## START INFORMATION SUPPLIED

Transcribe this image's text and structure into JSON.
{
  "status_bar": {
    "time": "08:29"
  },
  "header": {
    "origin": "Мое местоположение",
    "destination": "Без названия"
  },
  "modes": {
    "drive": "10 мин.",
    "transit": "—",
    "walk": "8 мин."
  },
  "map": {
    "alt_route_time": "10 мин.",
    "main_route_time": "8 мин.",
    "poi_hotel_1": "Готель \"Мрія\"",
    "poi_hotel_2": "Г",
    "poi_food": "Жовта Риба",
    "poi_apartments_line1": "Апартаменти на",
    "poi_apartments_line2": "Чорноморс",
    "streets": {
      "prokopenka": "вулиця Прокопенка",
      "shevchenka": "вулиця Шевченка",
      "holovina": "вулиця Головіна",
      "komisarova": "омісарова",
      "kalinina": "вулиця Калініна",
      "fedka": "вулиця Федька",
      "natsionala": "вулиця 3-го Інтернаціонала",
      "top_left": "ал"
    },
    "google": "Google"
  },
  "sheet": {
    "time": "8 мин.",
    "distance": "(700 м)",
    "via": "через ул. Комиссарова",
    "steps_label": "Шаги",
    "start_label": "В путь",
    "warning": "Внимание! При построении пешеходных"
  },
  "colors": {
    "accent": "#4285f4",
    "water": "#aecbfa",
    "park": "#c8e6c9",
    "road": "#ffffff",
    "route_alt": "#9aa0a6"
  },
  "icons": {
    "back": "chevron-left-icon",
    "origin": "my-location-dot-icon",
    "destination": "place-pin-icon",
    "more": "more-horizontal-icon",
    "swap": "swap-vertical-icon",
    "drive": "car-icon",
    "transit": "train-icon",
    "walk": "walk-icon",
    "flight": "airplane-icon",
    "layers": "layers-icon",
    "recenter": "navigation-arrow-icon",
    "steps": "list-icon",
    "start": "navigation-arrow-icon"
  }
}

## END INFORMATION SUPPLIED

### WORK TO COMPLETE:
Output every entry shown above, exactly.

### WRITTEN ANSWER:
Transcribe this image's text and structure into JSON.
{
  "status_bar": {
    "time": "08:29"
  },
  "header": {
    "origin": "Мое местоположение",
    "destination": "Без названия"
  },
  "modes": {
    "drive": "10 мин.",
    "transit": "—",
    "walk": "8 мин."
  },
  "map": {
    "alt_route_time": "10 мин.",
    "main_route_time": "8 мин.",
    "poi_hotel_1": "Готель \"Мрія\"",
    "poi_hotel_2": "Г",
    "poi_food": "Жовта Риба",
    "poi_apartments_line1": "Апартаменти на",
    "poi_apartments_line2": "Чорноморс",
    "streets": {
      "prokopenka": "вулиця Прокопенка",
      "shevchenka": "вулиця Шевченка",
      "holovina": "вулиця Головіна",
      "komisarova": "омісарова",
      "kalinina": "вулиця Калініна",
      "fedka": "вулиця Федька",
      "natsionala": "вулиця 3-го Інтернаціонала",
      "top_left": "ал"
    },
    "google": "Google"
  },
  "sheet": {
    "time": "8 мин.",
    "distance": "(700 м)",
    "via": "через ул. Комиссарова",
    "steps_label": "Шаги",
    "start_label": "В путь",
    "warning": "Внимание! При построении пешеходных"
  },
  "colors": {
    "accent": "#4285f4",
    "water": "#aecbfa",
    "park": "#c8e6c9",
    "road": "#ffffff",
    "route_alt": "#9aa0a6"
  },
  "icons": {
    "back": "chevron-left-icon",
    "origin": "my-location-dot-icon",
    "destination": "place-pin-icon",
    "more": "more-horizontal-icon",
    "swap": "swap-vertical-icon",
    "drive": "car-icon",
    "transit": "train-icon",
    "walk": "walk-icon",
    "flight": "airplane-icon",
    "layers": "layers-icon",
    "recenter": "navigation-arrow-icon",
    "steps": "list-icon",
    "start": "navigation-arrow-icon"
  }
}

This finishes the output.